## Collected data:
________________

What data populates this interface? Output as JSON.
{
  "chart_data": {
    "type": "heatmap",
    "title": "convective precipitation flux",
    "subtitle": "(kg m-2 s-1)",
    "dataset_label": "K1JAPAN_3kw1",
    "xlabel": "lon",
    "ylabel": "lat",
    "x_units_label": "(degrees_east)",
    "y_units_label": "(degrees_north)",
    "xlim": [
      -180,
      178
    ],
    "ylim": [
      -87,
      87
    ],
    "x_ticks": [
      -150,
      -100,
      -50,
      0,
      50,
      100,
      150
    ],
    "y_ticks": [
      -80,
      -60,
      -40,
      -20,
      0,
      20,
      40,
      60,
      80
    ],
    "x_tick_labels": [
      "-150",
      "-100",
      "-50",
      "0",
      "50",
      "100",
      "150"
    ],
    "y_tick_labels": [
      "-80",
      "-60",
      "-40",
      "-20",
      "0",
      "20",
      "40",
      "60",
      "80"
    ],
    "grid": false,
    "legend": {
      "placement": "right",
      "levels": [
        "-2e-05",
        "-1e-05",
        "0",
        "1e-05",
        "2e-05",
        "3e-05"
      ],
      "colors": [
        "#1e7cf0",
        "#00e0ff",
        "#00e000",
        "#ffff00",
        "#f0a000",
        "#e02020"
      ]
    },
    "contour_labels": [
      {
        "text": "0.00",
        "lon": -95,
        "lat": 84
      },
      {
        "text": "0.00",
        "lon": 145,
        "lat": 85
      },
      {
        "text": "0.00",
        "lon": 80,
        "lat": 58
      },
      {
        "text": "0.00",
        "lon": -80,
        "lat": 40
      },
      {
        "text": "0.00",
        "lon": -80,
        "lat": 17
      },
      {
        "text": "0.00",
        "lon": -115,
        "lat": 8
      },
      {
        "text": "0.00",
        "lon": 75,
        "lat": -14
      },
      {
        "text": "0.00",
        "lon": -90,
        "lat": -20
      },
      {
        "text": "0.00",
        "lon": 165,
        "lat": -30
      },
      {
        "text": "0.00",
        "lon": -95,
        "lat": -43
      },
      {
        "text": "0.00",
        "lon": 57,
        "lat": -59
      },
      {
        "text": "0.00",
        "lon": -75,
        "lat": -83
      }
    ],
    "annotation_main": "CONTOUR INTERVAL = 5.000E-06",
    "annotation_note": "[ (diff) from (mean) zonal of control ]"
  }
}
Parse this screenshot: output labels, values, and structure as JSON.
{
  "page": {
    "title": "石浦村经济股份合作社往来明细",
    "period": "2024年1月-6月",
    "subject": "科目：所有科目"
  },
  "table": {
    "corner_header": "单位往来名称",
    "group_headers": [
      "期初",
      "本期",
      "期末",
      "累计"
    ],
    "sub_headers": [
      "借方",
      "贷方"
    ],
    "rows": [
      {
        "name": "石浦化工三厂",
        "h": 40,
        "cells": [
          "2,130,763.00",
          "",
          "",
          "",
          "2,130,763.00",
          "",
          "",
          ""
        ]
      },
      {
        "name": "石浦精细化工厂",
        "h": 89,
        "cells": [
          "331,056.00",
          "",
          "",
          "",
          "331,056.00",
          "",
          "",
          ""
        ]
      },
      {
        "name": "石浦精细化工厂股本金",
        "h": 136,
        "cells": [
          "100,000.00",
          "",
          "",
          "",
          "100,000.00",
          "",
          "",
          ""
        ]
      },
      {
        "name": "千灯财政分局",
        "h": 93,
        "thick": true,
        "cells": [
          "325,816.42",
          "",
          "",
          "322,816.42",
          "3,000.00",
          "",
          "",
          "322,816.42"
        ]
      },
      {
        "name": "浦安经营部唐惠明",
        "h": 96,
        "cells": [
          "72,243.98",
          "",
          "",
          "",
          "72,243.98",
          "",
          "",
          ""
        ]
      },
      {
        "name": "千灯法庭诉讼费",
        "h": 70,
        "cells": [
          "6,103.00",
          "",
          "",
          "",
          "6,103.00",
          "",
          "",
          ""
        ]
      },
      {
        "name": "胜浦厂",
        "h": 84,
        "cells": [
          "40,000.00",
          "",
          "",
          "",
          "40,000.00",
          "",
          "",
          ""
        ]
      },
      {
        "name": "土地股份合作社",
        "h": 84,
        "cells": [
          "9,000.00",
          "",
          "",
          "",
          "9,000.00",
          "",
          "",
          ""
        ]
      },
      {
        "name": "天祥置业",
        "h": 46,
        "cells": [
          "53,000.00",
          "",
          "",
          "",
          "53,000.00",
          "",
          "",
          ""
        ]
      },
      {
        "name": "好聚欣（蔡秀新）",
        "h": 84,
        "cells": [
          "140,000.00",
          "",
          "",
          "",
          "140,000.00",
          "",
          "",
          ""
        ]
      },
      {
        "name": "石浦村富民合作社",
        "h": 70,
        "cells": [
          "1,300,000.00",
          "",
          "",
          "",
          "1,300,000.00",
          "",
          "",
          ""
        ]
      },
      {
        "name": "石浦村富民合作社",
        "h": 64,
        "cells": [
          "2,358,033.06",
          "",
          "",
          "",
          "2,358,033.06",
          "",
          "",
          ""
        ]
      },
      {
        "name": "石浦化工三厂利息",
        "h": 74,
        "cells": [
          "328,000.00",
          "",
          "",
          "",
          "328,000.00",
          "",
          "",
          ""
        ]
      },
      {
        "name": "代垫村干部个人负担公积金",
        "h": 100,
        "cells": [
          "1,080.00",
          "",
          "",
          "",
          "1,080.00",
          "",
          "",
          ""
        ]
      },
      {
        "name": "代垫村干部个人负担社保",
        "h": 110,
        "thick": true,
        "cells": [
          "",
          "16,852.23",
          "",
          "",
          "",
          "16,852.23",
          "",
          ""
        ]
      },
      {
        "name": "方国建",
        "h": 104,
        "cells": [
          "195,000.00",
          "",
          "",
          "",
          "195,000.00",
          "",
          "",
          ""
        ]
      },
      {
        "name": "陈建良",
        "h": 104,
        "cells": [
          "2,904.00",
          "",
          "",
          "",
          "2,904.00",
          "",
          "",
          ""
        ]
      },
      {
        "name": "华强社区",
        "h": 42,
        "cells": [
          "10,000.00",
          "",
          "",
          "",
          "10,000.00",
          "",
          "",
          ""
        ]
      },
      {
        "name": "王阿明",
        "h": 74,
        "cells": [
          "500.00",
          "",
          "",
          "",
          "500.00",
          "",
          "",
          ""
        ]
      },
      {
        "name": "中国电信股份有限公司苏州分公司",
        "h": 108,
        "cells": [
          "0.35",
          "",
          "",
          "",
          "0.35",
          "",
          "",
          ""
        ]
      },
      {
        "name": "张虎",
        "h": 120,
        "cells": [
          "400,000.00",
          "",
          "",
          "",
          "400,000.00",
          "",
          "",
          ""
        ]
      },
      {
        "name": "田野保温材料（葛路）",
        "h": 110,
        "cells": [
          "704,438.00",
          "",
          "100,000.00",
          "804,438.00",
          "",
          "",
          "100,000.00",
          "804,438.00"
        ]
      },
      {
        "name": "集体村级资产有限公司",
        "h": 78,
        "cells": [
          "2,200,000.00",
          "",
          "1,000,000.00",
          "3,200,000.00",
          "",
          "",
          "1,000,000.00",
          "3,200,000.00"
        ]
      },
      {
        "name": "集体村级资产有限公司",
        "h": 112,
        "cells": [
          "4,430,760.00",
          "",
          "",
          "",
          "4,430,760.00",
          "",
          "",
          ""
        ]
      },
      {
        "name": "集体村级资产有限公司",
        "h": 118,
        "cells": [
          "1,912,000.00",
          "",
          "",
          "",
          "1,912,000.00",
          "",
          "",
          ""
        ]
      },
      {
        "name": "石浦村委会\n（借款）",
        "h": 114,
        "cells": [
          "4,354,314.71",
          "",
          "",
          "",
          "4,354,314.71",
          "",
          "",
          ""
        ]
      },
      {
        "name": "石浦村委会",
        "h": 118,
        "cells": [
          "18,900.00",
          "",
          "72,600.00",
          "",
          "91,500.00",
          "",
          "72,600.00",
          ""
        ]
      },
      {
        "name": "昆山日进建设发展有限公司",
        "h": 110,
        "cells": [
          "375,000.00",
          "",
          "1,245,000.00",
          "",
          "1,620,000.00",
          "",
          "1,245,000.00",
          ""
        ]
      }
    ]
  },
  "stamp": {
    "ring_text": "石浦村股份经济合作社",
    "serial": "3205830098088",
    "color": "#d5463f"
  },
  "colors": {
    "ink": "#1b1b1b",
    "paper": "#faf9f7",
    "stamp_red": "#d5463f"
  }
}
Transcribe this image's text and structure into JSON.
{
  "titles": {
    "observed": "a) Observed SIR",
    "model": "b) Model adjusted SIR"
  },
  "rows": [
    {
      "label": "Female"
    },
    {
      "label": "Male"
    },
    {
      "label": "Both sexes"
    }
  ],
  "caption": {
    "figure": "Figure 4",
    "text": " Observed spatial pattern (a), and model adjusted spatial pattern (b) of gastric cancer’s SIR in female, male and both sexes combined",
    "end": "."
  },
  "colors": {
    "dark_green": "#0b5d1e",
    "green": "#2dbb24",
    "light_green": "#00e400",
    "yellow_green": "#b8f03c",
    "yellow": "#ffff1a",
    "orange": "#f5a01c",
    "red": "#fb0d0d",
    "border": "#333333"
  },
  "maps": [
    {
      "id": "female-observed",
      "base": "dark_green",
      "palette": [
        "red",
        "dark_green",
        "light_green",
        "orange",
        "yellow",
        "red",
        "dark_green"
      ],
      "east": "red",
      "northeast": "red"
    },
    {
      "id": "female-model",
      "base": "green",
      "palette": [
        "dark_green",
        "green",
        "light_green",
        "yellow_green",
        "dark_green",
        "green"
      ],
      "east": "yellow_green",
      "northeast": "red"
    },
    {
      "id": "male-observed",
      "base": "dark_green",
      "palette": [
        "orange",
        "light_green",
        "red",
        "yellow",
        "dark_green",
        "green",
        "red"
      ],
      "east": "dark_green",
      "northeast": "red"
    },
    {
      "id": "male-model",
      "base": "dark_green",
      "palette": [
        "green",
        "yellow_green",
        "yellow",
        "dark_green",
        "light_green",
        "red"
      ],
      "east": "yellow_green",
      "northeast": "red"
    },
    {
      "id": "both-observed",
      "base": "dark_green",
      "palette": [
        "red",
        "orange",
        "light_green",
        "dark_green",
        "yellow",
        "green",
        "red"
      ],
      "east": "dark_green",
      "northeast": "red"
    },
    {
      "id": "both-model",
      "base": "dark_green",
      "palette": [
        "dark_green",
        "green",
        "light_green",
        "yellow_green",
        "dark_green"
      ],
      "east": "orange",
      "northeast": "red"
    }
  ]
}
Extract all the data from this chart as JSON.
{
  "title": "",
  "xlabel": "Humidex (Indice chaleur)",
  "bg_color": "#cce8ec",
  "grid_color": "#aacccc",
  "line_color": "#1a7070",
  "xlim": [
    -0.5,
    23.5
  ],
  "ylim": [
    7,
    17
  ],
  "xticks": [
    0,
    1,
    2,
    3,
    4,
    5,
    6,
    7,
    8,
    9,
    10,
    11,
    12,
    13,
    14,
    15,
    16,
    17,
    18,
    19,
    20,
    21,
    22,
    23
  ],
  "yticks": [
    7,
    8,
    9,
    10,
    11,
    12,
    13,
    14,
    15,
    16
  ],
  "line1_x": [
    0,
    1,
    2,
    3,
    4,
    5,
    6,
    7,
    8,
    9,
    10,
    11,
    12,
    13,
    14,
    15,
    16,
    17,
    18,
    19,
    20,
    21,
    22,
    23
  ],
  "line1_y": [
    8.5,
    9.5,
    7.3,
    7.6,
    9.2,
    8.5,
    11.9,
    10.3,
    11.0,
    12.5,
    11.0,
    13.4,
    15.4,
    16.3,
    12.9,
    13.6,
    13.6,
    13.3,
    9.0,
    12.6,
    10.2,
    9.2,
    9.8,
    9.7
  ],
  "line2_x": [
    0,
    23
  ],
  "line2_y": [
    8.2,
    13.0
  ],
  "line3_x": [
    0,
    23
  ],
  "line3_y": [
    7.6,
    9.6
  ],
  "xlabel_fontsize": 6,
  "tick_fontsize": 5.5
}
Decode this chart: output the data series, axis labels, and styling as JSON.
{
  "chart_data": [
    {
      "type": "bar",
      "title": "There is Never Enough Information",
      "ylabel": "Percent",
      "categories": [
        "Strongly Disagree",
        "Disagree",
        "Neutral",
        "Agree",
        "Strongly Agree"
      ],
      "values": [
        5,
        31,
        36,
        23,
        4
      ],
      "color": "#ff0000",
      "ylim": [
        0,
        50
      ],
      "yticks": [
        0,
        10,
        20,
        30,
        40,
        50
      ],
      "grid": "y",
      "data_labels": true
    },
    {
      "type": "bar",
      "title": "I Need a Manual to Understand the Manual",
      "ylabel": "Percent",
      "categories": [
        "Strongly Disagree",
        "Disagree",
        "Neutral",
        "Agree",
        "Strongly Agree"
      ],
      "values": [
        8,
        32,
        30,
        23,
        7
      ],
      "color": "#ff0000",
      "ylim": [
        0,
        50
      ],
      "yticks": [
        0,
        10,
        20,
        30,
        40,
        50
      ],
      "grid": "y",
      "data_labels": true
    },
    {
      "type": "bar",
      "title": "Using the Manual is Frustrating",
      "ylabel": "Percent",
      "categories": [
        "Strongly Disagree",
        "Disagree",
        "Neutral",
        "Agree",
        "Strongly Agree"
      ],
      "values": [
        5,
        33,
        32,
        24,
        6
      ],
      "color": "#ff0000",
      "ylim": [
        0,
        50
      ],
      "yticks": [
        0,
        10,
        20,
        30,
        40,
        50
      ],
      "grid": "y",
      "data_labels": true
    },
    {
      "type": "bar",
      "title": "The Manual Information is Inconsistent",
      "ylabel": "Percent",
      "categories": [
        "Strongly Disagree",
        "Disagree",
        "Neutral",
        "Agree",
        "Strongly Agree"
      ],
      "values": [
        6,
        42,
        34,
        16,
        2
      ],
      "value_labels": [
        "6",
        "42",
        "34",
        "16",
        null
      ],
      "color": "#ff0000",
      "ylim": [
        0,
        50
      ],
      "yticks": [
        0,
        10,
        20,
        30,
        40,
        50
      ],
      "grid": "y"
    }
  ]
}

________________

## Your goal:
Tell how many lines above contain the word "Information". Give the number alone.

## Result of this exercise:
2